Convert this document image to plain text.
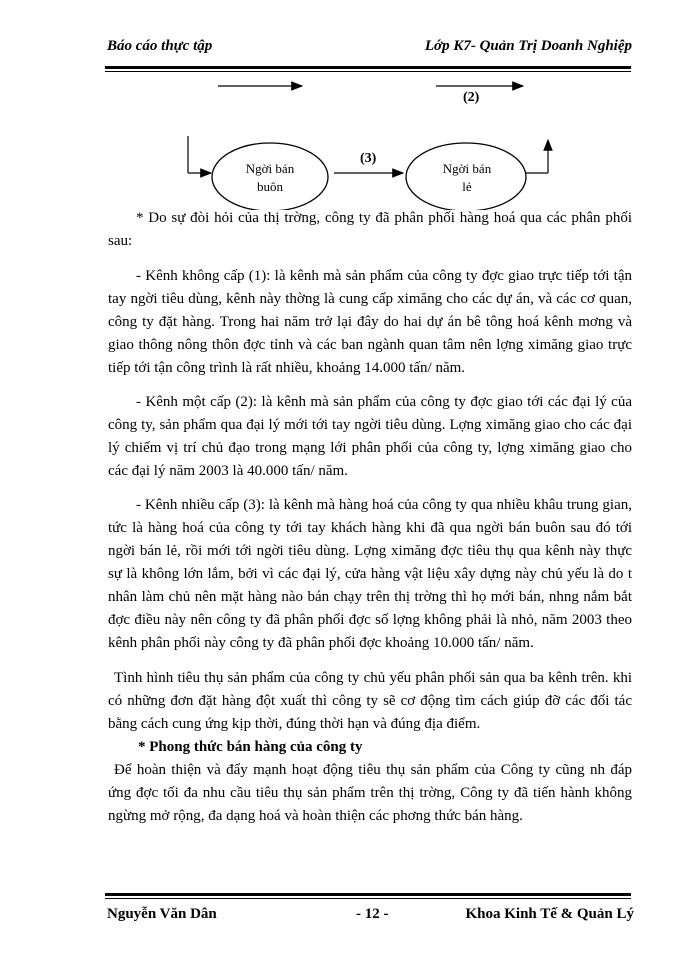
Báo cáo thực tập	Lớp K7- Quản Trị Doanh Nghiệp
(2)
(3)
Ngời bán
buôn
Ngời bán
lẻ

* Do sự đòi hỏi của thị trờng, công ty đã phân phối hàng hoá qua các phân phối sau:

- Kênh không cấp (1): là kênh mà sản phẩm của công ty đợc giao trực tiếp tới tận tay ngời tiêu dùng, kênh này thờng là cung cấp ximăng cho các dự án, và các cơ quan, công ty đặt hàng. Trong hai năm trở lại đây do hai dự án bê tông hoá kênh mơng và giao thông nông thôn đợc tỉnh và các ban ngành quan tâm nên lợng ximăng giao trực tiếp tới tận công trình là rất nhiều, khoảng 14.000 tấn/ năm.

- Kênh một cấp (2): là kênh mà sản phẩm của công ty đợc giao tới các đại lý của công ty, sản phẩm qua đại lý mới tới tay ngời tiêu dùng. Lợng ximăng giao cho các đại lý chiếm vị trí chủ đạo trong mạng lới phân phối của công ty, lợng ximăng giao cho các đại lý năm 2003 là 40.000 tấn/ năm.

- Kênh nhiều cấp (3): là kênh mà hàng hoá của công ty qua nhiều khâu trung gian, tức là hàng hoá của công ty tới tay khách hàng khi đã qua ngời bán buôn sau đó tới ngời bán lẻ, rồi mới tới ngời tiêu dùng. Lợng ximăng đợc tiêu thụ qua kênh này thực sự là không lớn lắm, bởi vì các đại lý, cửa hàng vật liệu xây dựng này chủ yếu là do t nhân làm chủ nên mặt hàng nào bán chạy trên thị trờng thì họ mới bán, nhng nắm bắt đợc điều này nên công ty đã phân phối đợc số lợng không phải là nhỏ, năm 2003 theo kênh phân phối này công ty đã phân phối đợc khoảng 10.000 tấn/ năm.

Tình hình tiêu thụ sản phẩm của công ty chủ yếu phân phối sản qua ba kênh trên. khi có những đơn đặt hàng đột xuất thì công ty sẽ cơ động tìm cách giúp đỡ các đối tác bằng cách cung ứng kịp thời, đúng thời hạn và đúng địa điểm.

* Phong thức bán hàng của công ty

Để hoàn thiện và đẩy mạnh hoạt động tiêu thụ sản phẩm của Công ty cũng nh đáp ứng đợc tối đa nhu cầu tiêu thụ sản phẩm trên thị trờng, Công ty đã tiến hành không ngừng mở rộng, đa dạng hoá và hoàn thiện các phơng thức bán hàng.

Nguyễn Văn Dân	- 12 -	Khoa Kinh Tế & Quản Lý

PROBLEM TO WORK ON >> Say how many lines in the records hold "Quản", with the number as the whole reply.

TASK SOLUTION >> 2